ENTRIES SUPPLIED:

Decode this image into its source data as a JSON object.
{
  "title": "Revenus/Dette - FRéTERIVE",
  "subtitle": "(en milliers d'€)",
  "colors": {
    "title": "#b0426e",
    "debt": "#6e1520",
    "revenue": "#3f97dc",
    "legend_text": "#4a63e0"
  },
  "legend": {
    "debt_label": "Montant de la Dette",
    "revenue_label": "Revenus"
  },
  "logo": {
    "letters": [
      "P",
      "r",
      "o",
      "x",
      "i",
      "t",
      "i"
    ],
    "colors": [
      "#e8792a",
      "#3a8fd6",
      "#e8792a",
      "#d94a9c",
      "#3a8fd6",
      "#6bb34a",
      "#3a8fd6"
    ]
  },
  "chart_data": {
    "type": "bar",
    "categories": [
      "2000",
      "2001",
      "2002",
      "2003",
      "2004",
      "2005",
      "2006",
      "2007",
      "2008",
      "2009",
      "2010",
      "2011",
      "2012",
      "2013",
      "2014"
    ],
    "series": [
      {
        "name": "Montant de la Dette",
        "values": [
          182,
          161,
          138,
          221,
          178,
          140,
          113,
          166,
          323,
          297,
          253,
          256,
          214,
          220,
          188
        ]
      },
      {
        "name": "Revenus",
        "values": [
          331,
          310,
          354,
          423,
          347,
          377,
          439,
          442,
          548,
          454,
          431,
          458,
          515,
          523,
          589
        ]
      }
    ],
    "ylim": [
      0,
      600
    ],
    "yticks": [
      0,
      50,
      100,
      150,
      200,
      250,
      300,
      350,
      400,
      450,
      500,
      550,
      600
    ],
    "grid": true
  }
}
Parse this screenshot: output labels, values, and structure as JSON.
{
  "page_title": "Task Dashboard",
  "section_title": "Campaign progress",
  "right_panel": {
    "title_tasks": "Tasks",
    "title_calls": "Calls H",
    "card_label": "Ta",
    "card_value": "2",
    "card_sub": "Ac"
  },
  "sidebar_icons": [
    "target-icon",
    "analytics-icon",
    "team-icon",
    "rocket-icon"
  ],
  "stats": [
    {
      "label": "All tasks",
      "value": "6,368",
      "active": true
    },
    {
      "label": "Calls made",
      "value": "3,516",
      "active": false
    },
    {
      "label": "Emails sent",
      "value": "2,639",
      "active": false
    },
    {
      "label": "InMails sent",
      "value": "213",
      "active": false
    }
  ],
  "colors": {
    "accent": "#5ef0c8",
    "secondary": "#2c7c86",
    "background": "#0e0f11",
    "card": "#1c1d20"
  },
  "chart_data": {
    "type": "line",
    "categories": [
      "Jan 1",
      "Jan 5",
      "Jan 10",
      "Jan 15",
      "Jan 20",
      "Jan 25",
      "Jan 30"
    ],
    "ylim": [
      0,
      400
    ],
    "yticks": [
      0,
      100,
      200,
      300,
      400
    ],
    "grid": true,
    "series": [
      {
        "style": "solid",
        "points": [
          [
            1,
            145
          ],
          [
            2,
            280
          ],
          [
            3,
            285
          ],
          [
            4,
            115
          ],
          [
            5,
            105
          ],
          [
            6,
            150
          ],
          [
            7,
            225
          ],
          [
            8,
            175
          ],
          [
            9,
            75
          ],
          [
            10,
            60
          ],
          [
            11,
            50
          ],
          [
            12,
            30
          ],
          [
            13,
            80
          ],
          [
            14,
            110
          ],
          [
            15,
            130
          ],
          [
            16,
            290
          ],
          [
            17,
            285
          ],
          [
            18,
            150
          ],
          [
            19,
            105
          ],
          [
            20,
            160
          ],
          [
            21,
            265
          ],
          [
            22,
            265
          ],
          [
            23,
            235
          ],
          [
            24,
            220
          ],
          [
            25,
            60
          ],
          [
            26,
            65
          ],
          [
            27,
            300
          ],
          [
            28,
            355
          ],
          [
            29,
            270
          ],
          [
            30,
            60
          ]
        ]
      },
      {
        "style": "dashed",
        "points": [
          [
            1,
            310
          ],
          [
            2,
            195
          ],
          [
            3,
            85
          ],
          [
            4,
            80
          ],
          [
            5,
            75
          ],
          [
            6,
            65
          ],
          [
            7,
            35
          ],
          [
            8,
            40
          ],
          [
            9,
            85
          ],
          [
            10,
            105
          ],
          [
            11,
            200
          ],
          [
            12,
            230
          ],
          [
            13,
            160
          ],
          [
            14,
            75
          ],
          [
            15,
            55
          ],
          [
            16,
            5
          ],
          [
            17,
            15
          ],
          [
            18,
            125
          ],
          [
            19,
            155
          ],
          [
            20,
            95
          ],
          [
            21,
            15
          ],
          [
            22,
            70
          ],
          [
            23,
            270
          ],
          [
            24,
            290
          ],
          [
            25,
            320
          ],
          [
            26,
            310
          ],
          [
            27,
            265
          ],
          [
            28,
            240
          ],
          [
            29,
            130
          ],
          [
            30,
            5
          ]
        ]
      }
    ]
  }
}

WHAT IS REQUIRED: Look through the entries and work out how many lines have the word "JSON" in them; reply with that number only.

FINAL ANSWER: 2